Source extract:
Perhaps the thought of having someone, or something, so transcendent have a say in our lives in ways we don't, perhaps carving for us predestined paths we can do all but nothing about; the very idea of something bigger than me having control, absolute and unquestioning, over me--over us as a collective species--scares me. A little like faith. (It's curiously ironic--I always thought I'd never be able to rest easy if I didn't die working for or working towards something bigger than I was. A cause, a movement, a fight, a revolution, I just know I'd toss and turn in my grave if it were anything but--and that I'd rather die before I willingly let myself get caught in the rat race and submit to the corporate world so highly favoured by our capitalist society--yet here I am, cowering in fear of the governance of something bigger than me, over me.)
God--if she/he/they/such an entity exist(s)--and I have had a complicated relationship ever since I was told by my ustazah to keep the questions I had about dinosaurs in the Qur'an to myself. There was a lot of questioning of my faith and even more committings of blasphemy, and to tell the honest-to-God-capital-G (ha!) truth this seems like the perfect spot in a sentence to interject a "but," but there is no real but. Sike. We use "but"'s as conjunctions for when what we're about to say contrasts with what was just said prior, but in this case there are no contrasts, no opposites, no contraries, no nilai-nilai murni, no pesan moral cerita, and there is no happy ending to forgive my unpious doubts.
A good chunk of my time I find myself questioning what I believe in and what I don't and why. Suppose I be a good Malay-Muslim girl, get lots of pahala, and masuk syurga, where it's sunshine and rainbows and happiness forever--and then what? Is the promise of forever all there is to it, to drive believers to do good deeds and not commit sins and continue to fear God? Hollywood clichés may be a stale comparison to this, but we've seen it in movies, it's a painfully repetitive trope: poverty, suffering, Miracle Magic, fame, wealth, drunken indulgence, wear-tear, boredom, dissatisfaction, greed, The Big Mistake, followed by The Bigger Crash, regret, The Retribution-and-Subsequent-Begging-for-Forgiveness Arc, then Sudden Wisdom-Beyond-One's-Years, and finally, a lackluster ending--and this is one's reward for painstaking worship in the mortal world, but for all eternity? How many lifetimes worth of promises of forever can you endure before you're driven mad by all the happiness in the world? If the only thing slower and more painful than being condemned to an eternity of dosa-induced punishment in Hell is being rewarded a pahala-blessed eternity of happiness in Heaven down a gradual descent into insanity, does that make being sent to Heaven a form of punishment of its own?
And suppose I traverse the path less trodden here in totalitarian-Islamist-Malaysia, are we to assume that we've all got one shot, and that lives we're living now are the only ones we'll get before dissipating into universal matter at best, nothing at worst, priests and rapists, CEOs and pedophiles, pastors and serial killers, believers and non-believers, men, women, children, all things in between, good, bad, black, white, grey, all alike?

Region boundary data:
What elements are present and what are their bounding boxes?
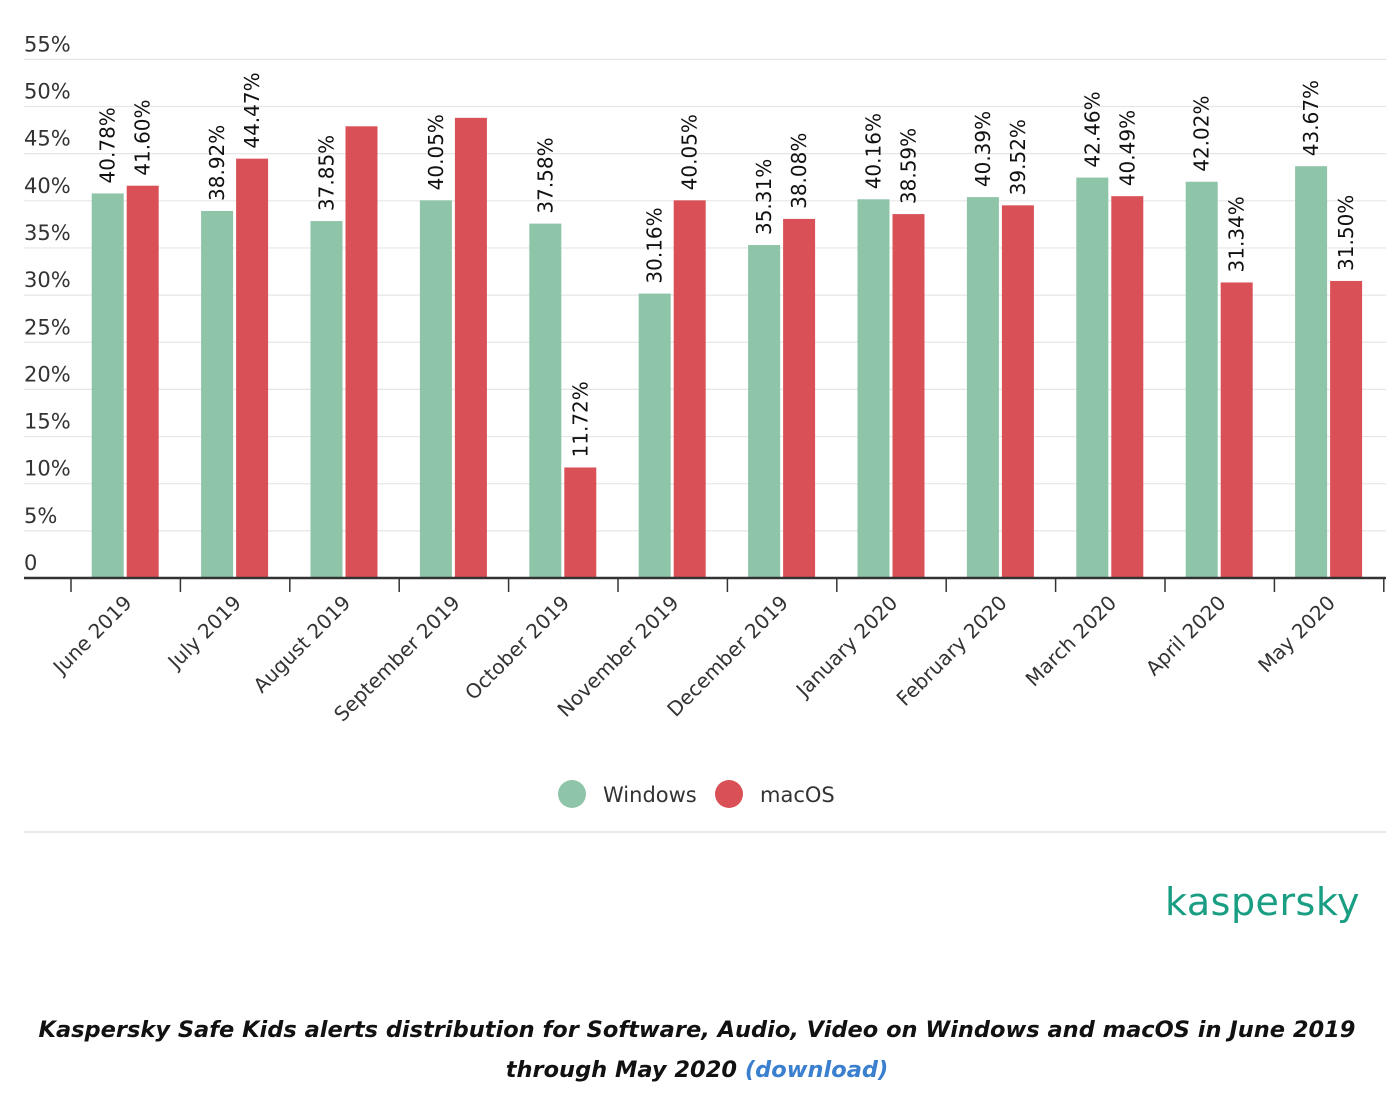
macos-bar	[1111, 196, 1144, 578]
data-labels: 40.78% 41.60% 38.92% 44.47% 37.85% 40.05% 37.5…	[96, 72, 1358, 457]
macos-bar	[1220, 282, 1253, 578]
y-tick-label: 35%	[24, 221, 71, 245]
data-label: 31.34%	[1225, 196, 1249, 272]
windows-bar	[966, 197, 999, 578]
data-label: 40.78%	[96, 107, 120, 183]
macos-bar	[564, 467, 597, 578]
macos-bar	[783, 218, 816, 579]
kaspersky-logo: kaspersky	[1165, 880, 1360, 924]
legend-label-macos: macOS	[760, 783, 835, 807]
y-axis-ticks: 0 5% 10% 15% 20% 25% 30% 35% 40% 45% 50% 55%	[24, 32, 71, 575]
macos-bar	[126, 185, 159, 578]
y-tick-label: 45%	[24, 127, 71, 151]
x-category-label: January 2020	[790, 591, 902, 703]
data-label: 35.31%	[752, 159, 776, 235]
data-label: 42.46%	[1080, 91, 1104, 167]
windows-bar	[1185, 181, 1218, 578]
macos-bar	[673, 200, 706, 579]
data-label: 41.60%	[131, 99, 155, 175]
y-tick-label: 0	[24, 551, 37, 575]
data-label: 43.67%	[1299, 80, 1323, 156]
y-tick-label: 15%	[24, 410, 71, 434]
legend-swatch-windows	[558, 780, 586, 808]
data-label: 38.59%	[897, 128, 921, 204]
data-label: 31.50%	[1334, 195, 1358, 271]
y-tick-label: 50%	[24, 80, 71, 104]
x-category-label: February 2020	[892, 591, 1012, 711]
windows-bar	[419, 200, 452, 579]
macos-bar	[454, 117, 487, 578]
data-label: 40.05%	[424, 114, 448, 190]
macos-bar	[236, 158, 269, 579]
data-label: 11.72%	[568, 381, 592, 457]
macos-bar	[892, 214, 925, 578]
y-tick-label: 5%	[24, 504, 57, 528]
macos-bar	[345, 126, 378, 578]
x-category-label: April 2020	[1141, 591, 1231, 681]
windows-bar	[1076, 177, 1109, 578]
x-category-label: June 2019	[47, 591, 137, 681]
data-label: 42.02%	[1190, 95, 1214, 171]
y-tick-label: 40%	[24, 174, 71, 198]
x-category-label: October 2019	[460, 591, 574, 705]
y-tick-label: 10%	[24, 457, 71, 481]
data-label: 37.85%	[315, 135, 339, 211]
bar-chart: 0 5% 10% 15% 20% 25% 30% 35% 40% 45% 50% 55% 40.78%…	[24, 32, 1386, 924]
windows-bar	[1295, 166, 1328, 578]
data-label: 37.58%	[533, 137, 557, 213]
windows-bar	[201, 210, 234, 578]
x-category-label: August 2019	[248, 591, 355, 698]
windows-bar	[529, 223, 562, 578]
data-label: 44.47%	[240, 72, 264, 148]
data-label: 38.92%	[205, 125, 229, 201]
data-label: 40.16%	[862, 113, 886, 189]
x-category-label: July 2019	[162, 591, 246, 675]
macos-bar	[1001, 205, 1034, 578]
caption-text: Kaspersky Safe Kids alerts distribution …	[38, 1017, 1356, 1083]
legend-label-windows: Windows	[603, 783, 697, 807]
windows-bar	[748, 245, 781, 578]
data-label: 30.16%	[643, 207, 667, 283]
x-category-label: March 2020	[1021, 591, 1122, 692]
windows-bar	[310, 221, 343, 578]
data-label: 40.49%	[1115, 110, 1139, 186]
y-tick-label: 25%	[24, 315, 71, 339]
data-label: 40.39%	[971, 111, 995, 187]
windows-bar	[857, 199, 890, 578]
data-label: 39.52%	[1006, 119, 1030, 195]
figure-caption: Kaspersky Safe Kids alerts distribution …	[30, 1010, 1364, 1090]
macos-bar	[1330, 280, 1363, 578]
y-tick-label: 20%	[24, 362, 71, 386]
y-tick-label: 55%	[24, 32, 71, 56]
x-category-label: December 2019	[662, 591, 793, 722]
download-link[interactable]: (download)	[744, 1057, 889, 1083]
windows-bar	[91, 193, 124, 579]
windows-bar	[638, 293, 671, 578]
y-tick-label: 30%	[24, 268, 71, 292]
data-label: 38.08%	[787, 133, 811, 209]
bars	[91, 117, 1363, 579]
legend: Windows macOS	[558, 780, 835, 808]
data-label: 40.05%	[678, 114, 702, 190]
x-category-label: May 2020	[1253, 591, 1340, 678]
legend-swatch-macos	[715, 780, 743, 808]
--
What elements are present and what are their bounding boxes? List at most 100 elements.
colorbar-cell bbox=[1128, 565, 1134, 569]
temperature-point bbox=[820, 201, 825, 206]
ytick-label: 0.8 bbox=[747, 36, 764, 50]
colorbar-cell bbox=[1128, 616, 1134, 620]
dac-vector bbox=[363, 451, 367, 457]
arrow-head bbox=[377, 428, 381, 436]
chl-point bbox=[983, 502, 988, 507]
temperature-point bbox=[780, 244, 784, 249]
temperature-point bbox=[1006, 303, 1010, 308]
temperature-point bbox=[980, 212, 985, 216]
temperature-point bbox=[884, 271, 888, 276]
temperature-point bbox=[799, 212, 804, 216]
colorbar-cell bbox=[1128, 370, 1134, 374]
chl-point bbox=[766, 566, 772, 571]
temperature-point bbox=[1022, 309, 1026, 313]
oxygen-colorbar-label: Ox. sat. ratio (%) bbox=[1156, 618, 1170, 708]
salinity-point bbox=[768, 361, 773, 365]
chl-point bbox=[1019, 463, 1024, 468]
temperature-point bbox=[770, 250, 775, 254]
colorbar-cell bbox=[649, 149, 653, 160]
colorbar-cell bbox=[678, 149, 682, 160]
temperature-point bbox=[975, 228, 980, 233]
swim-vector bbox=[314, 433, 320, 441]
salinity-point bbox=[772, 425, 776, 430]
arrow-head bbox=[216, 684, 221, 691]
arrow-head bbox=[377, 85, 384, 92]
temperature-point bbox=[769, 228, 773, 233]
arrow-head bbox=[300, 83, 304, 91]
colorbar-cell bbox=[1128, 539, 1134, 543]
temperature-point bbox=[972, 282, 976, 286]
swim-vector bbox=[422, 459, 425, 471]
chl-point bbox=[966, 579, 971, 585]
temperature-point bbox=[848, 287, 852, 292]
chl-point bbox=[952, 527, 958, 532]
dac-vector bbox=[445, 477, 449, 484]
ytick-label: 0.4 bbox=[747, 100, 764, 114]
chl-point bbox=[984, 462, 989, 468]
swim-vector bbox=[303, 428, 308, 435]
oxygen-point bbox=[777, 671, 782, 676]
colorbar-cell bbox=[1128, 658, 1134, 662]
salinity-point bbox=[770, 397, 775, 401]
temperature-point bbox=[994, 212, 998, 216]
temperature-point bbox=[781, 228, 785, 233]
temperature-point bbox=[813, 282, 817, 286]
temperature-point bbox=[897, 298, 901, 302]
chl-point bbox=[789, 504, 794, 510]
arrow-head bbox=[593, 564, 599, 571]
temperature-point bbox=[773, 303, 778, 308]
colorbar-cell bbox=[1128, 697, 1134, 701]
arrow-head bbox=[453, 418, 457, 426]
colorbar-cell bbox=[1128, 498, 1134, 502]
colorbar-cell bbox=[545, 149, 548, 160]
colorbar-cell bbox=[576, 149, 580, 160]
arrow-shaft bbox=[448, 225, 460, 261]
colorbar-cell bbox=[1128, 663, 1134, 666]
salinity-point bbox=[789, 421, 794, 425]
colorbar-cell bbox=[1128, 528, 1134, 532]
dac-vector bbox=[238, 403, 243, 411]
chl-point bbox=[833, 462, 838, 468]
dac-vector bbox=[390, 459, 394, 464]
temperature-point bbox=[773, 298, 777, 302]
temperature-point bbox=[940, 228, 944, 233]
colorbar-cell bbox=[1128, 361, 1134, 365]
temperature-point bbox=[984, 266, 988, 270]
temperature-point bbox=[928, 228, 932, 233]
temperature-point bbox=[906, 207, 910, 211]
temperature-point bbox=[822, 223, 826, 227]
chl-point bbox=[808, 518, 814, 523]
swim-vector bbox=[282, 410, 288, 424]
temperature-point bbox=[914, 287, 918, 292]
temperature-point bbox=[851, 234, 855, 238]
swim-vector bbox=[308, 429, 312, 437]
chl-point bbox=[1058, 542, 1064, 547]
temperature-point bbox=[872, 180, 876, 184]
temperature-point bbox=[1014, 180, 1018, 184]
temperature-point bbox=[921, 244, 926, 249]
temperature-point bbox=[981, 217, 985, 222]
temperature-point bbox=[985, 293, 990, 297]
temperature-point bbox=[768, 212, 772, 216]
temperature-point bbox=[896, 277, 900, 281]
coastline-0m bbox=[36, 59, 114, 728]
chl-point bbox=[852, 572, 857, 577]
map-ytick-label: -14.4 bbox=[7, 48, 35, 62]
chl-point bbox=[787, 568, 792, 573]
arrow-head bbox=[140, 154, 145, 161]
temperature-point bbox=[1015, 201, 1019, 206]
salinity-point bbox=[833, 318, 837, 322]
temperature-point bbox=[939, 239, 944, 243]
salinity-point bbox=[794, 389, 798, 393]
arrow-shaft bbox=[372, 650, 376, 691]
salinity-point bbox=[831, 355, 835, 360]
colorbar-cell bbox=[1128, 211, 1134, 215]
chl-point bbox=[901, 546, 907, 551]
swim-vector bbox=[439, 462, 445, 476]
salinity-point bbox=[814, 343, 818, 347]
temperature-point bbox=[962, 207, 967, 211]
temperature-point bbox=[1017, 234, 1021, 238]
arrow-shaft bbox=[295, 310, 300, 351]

Tasks for this exercise:
• A. In the essay on faith, what did the writer's ustazah say to keep private?
• B. Rewrite the stretch of the essay on faith from "Perhaps the thought" through "me, over me.)", putting "crusade" in place of "revolution".

Answers for this exercise:
• A. The questions the writer had about dinosaurs in the Qur'an.

• B.
Perhaps the thought of having someone, or something, so transcendent have a say in our lives in ways we don't, perhaps carving for us predestined paths we can do all but nothing about; the very idea of something bigger than me having control, absolute and unquestioning, over me--over us as a collective species--scares me. A little like faith. (It's curiously ironic--I always thought I'd never be able to rest easy if I didn't die working for or working towards something bigger than I was. A cause, a movement, a fight, a crusade, I just know I'd toss and turn in my grave if it were anything but--and that I'd rather die before I willingly let myself get caught in the rat race and submit to the corporate world so highly favoured by our capitalist society--yet here I am, cowering in fear of the governance of something bigger than me, over me.)